─── Material shown ───
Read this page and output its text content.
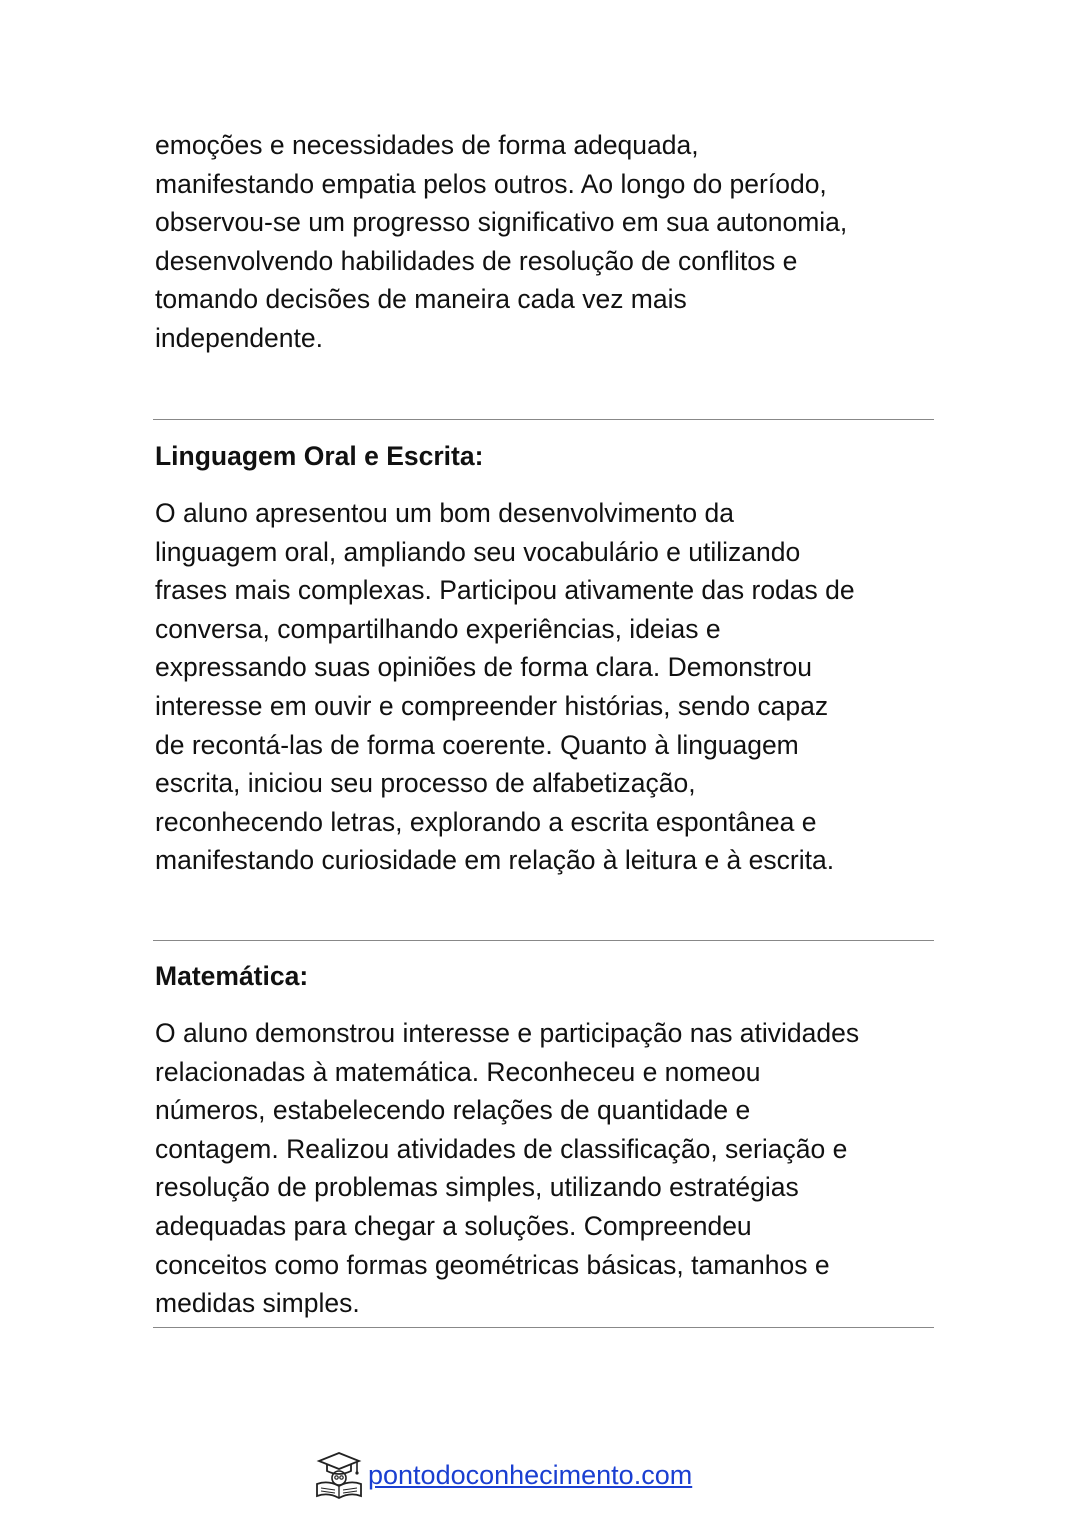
emoções e necessidades de forma adequada,
manifestando empatia pelos outros. Ao longo do período,
observou-se um progresso significativo em sua autonomia,
desenvolvendo habilidades de resolução de conflitos e
tomando decisões de maneira cada vez mais
independente.

Linguagem Oral e Escrita:

O aluno apresentou um bom desenvolvimento da
linguagem oral, ampliando seu vocabulário e utilizando
frases mais complexas. Participou ativamente das rodas de
conversa, compartilhando experiências, ideias e
expressando suas opiniões de forma clara. Demonstrou
interesse em ouvir e compreender histórias, sendo capaz
de recontá-las de forma coerente. Quanto à linguagem
escrita, iniciou seu processo de alfabetização,
reconhecendo letras, explorando a escrita espontânea e
manifestando curiosidade em relação à leitura e à escrita.

Matemática:

O aluno demonstrou interesse e participação nas atividades
relacionadas à matemática. Reconheceu e nomeou
números, estabelecendo relações de quantidade e
contagem. Realizou atividades de classificação, seriação e
resolução de problemas simples, utilizando estratégias
adequadas para chegar a soluções. Compreendeu
conceitos como formas geométricas básicas, tamanhos e
medidas simples.

pontodoconhecimento.com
───
• To be done
Go through the entries above and copy every line containing "utilizando".

• Answer below
linguagem oral, ampliando seu vocabulário e utilizando
resolução de problemas simples, utilizando estratégias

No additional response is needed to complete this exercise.